> Task directions
Report every line in the listing that contains the string "Heating".
■ ■ ■ ■
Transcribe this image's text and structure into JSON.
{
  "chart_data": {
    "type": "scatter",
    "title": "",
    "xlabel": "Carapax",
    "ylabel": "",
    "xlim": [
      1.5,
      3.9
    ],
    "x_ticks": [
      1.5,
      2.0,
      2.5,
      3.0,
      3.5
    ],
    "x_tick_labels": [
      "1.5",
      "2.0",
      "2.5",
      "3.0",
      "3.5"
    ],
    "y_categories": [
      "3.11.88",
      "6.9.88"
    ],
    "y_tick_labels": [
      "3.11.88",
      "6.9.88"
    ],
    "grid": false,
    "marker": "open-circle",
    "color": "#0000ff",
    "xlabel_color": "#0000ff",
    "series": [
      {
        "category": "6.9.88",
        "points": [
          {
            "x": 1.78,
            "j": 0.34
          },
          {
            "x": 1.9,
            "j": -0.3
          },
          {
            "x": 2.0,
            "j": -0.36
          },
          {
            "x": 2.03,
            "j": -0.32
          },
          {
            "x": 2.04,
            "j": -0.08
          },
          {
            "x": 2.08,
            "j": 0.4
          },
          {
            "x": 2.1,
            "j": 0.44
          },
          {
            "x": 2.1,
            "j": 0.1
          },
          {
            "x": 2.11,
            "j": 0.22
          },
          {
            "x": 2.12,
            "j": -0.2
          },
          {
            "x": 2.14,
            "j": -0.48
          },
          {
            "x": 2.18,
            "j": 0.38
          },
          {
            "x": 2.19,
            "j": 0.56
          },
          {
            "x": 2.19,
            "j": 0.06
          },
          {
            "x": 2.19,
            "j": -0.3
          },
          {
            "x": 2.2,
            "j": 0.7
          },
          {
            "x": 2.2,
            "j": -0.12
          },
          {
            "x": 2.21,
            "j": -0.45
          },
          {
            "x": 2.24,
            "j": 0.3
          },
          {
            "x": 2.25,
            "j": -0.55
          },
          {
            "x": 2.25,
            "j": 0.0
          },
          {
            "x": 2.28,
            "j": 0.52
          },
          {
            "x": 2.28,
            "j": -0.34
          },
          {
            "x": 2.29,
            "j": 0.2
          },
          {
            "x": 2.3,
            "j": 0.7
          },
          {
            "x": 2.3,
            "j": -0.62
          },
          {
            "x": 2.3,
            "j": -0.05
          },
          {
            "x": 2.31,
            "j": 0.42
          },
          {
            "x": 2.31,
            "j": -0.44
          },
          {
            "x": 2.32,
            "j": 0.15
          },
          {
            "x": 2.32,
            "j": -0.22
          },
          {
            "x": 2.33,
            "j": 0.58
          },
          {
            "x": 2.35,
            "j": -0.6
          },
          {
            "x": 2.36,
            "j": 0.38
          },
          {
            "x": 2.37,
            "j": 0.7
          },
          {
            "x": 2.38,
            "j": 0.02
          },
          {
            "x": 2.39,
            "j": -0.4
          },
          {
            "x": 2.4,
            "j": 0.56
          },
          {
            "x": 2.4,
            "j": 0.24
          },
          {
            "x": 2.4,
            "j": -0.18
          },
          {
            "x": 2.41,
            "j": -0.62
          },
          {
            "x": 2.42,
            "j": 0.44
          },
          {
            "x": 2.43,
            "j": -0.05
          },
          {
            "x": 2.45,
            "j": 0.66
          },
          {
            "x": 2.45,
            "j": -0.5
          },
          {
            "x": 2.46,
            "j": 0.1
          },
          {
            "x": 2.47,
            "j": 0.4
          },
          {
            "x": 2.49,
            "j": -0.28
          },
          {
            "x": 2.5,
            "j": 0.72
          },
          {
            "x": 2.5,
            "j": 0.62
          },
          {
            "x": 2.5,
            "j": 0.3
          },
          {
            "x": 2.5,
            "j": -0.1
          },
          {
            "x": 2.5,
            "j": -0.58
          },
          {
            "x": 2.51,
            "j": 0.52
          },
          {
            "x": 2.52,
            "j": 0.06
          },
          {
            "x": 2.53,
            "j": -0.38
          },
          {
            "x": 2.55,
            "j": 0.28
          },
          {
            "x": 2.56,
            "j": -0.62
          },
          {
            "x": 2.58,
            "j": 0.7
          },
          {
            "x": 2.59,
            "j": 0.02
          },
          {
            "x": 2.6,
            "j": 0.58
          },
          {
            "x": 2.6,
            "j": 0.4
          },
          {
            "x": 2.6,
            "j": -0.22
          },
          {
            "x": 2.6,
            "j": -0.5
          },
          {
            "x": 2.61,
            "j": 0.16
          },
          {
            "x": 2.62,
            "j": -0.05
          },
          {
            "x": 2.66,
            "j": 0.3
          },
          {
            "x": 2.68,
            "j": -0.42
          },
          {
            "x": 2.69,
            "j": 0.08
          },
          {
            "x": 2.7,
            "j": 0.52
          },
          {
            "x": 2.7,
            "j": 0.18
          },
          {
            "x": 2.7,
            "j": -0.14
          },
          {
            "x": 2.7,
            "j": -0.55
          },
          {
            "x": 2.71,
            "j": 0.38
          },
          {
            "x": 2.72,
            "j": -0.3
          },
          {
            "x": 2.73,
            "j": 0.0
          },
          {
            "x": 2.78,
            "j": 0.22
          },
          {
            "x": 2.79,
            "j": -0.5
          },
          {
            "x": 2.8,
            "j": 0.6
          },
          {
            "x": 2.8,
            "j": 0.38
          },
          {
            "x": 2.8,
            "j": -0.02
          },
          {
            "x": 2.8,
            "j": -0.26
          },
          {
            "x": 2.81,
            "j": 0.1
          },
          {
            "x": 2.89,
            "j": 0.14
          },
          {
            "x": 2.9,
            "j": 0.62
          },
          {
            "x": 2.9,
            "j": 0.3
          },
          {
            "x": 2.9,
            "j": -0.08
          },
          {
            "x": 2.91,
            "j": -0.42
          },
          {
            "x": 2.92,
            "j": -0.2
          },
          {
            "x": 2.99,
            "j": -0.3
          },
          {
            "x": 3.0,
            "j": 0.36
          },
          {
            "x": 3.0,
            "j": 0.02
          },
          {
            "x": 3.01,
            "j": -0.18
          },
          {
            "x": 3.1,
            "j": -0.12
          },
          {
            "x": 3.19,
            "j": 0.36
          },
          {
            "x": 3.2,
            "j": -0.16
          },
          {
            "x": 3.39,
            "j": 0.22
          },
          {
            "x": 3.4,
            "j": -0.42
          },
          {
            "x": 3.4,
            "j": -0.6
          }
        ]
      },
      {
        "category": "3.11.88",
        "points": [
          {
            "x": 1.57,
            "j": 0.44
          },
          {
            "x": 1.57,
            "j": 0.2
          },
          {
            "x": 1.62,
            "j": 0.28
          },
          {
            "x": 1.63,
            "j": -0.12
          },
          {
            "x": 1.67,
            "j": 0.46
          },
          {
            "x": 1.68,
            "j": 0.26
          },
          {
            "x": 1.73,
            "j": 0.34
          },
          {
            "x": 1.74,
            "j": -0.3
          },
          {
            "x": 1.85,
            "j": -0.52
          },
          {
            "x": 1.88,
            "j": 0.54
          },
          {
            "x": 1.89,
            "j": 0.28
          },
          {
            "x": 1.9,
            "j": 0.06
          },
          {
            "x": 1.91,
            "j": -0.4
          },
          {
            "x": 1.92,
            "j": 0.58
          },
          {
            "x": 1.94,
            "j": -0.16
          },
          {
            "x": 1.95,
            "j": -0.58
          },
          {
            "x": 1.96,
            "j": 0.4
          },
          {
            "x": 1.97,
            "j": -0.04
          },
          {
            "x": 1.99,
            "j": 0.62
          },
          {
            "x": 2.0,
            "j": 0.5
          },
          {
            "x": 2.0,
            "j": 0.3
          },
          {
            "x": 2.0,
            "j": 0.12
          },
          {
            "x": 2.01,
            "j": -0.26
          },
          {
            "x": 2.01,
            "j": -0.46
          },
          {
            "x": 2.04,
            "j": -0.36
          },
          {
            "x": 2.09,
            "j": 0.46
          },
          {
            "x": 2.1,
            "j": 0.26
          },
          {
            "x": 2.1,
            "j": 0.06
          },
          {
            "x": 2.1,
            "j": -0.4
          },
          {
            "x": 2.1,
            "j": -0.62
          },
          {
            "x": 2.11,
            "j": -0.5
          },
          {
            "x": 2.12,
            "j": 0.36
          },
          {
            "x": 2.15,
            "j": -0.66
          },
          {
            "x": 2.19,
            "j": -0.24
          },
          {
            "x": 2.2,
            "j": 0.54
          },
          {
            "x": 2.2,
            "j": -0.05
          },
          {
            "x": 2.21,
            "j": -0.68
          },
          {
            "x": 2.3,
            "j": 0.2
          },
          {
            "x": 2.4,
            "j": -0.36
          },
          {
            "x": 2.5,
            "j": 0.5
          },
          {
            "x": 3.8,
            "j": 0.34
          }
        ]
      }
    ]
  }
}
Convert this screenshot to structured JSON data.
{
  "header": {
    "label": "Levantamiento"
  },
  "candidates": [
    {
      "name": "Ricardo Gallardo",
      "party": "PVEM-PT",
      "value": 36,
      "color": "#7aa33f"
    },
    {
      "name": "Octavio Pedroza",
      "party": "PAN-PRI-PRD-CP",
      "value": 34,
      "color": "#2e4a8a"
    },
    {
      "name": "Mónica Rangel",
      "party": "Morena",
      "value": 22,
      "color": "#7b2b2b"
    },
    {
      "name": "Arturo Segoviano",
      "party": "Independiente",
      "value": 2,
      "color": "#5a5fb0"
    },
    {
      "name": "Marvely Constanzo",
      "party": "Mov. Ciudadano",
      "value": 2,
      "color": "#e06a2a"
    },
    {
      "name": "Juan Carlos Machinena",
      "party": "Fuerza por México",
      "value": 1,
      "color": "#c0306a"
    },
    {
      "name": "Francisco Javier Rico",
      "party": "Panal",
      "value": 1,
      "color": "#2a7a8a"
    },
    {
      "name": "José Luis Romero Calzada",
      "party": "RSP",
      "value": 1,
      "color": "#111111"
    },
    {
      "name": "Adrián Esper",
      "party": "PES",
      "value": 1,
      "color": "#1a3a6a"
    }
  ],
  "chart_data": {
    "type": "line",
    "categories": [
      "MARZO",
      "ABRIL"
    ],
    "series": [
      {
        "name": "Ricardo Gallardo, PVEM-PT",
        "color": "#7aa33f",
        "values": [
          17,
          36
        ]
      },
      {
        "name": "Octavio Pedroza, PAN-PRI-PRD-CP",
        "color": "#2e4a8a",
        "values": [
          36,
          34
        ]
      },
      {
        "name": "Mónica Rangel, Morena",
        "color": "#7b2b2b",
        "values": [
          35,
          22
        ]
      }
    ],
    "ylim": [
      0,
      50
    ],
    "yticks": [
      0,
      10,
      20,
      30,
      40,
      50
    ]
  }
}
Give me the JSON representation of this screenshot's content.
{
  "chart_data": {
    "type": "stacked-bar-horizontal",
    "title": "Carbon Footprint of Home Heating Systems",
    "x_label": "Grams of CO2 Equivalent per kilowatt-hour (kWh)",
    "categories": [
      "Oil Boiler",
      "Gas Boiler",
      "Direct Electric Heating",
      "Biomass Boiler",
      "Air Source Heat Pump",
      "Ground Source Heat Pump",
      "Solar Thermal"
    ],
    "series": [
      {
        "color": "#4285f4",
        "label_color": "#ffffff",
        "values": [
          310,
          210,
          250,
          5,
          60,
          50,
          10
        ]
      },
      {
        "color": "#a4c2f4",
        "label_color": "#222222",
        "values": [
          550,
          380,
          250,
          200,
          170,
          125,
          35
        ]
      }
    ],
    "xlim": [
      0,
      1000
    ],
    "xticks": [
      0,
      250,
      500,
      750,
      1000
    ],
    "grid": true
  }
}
■ ■ ■ ■
> Answer for this exercise
    "title": "Carbon Footprint of Home Heating Systems",
      "Direct Electric Heating",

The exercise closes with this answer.